(Rows from a figure dataset)

= = =

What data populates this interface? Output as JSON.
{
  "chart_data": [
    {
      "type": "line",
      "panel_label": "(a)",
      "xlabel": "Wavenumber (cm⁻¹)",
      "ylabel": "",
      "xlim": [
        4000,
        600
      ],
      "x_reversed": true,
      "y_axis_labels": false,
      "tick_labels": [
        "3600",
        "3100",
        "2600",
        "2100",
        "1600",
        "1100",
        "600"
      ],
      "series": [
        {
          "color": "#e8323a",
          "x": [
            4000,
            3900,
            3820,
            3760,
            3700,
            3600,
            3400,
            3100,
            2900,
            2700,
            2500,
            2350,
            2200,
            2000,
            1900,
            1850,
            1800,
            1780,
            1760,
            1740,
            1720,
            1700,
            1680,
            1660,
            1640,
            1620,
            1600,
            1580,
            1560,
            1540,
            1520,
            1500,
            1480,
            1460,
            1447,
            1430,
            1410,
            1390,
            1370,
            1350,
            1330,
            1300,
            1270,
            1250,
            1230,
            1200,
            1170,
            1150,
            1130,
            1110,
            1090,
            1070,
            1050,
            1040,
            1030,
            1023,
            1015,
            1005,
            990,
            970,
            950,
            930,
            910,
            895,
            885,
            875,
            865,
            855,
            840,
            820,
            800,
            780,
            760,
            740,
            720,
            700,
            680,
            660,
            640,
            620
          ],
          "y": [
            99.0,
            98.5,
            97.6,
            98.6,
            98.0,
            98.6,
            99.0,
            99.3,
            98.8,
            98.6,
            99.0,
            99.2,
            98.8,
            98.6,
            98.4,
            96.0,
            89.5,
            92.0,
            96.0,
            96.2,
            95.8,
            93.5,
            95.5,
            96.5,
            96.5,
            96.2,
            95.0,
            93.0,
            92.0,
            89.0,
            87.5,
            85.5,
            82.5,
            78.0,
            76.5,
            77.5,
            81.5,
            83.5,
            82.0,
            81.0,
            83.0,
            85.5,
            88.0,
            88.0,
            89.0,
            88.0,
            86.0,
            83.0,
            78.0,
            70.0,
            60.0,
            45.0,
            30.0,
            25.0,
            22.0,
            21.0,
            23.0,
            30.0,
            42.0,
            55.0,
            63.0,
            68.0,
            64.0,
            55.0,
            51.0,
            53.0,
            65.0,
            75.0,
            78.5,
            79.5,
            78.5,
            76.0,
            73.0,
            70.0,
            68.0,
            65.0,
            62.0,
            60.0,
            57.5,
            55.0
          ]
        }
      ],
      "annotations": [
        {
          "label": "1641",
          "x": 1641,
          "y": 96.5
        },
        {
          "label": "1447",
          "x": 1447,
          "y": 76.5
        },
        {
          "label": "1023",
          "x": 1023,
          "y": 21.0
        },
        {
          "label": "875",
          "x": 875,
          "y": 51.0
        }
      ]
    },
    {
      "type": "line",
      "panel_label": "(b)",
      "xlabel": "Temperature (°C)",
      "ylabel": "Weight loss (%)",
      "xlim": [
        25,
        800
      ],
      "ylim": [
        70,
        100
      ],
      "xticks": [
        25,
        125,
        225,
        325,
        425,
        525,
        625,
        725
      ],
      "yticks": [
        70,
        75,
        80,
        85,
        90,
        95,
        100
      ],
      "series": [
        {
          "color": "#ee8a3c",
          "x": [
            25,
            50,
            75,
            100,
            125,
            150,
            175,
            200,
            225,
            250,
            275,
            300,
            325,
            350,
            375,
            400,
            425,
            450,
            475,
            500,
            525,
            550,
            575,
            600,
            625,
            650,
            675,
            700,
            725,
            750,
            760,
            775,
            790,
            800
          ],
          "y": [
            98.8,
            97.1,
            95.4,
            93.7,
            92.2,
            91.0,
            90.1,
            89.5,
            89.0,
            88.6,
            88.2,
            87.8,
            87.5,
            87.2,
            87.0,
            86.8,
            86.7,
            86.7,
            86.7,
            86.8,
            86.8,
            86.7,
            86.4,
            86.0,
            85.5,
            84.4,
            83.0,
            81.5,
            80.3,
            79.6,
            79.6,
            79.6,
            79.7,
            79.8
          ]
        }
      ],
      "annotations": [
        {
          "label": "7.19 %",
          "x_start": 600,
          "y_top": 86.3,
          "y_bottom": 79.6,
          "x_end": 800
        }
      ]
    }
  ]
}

= = =

_Work to be completed_.
Using the exact wording, write out all of the records.

_Answer_.
What data populates this interface? Output as JSON.
{
  "chart_data": [
    {
      "type": "line",
      "panel_label": "(a)",
      "xlabel": "Wavenumber (cm⁻¹)",
      "ylabel": "",
      "xlim": [
        4000,
        600
      ],
      "x_reversed": true,
      "y_axis_labels": false,
      "tick_labels": [
        "3600",
        "3100",
        "2600",
        "2100",
        "1600",
        "1100",
        "600"
      ],
      "series": [
        {
          "color": "#e8323a",
          "x": [
            4000,
            3900,
            3820,
            3760,
            3700,
            3600,
            3400,
            3100,
            2900,
            2700,
            2500,
            2350,
            2200,
            2000,
            1900,
            1850,
            1800,
            1780,
            1760,
            1740,
            1720,
            1700,
            1680,
            1660,
            1640,
            1620,
            1600,
            1580,
            1560,
            1540,
            1520,
            1500,
            1480,
            1460,
            1447,
            1430,
            1410,
            1390,
            1370,
            1350,
            1330,
            1300,
            1270,
            1250,
            1230,
            1200,
            1170,
            1150,
            1130,
            1110,
            1090,
            1070,
            1050,
            1040,
            1030,
            1023,
            1015,
            1005,
            990,
            970,
            950,
            930,
            910,
            895,
            885,
            875,
            865,
            855,
            840,
            820,
            800,
            780,
            760,
            740,
            720,
            700,
            680,
            660,
            640,
            620
          ],
          "y": [
            99.0,
            98.5,
            97.6,
            98.6,
            98.0,
            98.6,
            99.0,
            99.3,
            98.8,
            98.6,
            99.0,
            99.2,
            98.8,
            98.6,
            98.4,
            96.0,
            89.5,
            92.0,
            96.0,
            96.2,
            95.8,
            93.5,
            95.5,
            96.5,
            96.5,
            96.2,
            95.0,
            93.0,
            92.0,
            89.0,
            87.5,
            85.5,
            82.5,
            78.0,
            76.5,
            77.5,
            81.5,
            83.5,
            82.0,
            81.0,
            83.0,
            85.5,
            88.0,
            88.0,
            89.0,
            88.0,
            86.0,
            83.0,
            78.0,
            70.0,
            60.0,
            45.0,
            30.0,
            25.0,
            22.0,
            21.0,
            23.0,
            30.0,
            42.0,
            55.0,
            63.0,
            68.0,
            64.0,
            55.0,
            51.0,
            53.0,
            65.0,
            75.0,
            78.5,
            79.5,
            78.5,
            76.0,
            73.0,
            70.0,
            68.0,
            65.0,
            62.0,
            60.0,
            57.5,
            55.0
          ]
        }
      ],
      "annotations": [
        {
          "label": "1641",
          "x": 1641,
          "y": 96.5
        },
        {
          "label": "1447",
          "x": 1447,
          "y": 76.5
        },
        {
          "label": "1023",
          "x": 1023,
          "y": 21.0
        },
        {
          "label": "875",
          "x": 875,
          "y": 51.0
        }
      ]
    },
    {
      "type": "line",
      "panel_label": "(b)",
      "xlabel": "Temperature (°C)",
      "ylabel": "Weight loss (%)",
      "xlim": [
        25,
        800
      ],
      "ylim": [
        70,
        100
      ],
      "xticks": [
        25,
        125,
        225,
        325,
        425,
        525,
        625,
        725
      ],
      "yticks": [
        70,
        75,
        80,
        85,
        90,
        95,
        100
      ],
      "series": [
        {
          "color": "#ee8a3c",
          "x": [
            25,
            50,
            75,
            100,
            125,
            150,
            175,
            200,
            225,
            250,
            275,
            300,
            325,
            350,
            375,
            400,
            425,
            450,
            475,
            500,
            525,
            550,
            575,
            600,
            625,
            650,
            675,
            700,
            725,
            750,
            760,
            775,
            790,
            800
          ],
          "y": [
            98.8,
            97.1,
            95.4,
            93.7,
            92.2,
            91.0,
            90.1,
            89.5,
            89.0,
            88.6,
            88.2,
            87.8,
            87.5,
            87.2,
            87.0,
            86.8,
            86.7,
            86.7,
            86.7,
            86.8,
            86.8,
            86.7,
            86.4,
            86.0,
            85.5,
            84.4,
            83.0,
            81.5,
            80.3,
            79.6,
            79.6,
            79.6,
            79.7,
            79.8
          ]
        }
      ],
      "annotations": [
        {
          "label": "7.19 %",
          "x_start": 600,
          "y_top": 86.3,
          "y_bottom": 79.6,
          "x_end": 800
        }
      ]
    }
  ]
}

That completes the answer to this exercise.